Stored data entries:
★ ★ ★
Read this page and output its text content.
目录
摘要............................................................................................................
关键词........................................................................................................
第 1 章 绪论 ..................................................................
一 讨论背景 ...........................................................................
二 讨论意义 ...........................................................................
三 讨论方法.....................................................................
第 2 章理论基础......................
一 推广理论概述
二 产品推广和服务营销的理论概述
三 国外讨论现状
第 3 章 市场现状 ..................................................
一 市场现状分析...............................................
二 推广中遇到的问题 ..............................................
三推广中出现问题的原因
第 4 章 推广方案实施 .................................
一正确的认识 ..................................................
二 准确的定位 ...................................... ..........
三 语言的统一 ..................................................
★ ★ ★
§ Work to do:
Make an exact copy of the data above.

§ Response to the exercise:
Read this page and output its text content.
目录
摘要............................................................................................................
关键词........................................................................................................
第 1 章 绪论 ..................................................................
一 讨论背景 ...........................................................................
二 讨论意义 ...........................................................................
三 讨论方法.....................................................................
第 2 章理论基础......................
一 推广理论概述
二 产品推广和服务营销的理论概述
三 国外讨论现状
第 3 章 市场现状 ..................................................
一 市场现状分析...............................................
二 推广中遇到的问题 ..............................................
三推广中出现问题的原因
第 4 章 推广方案实施 .................................
一正确的认识 ..................................................
二 准确的定位 ...................................... ..........
三 语言的统一 ..................................................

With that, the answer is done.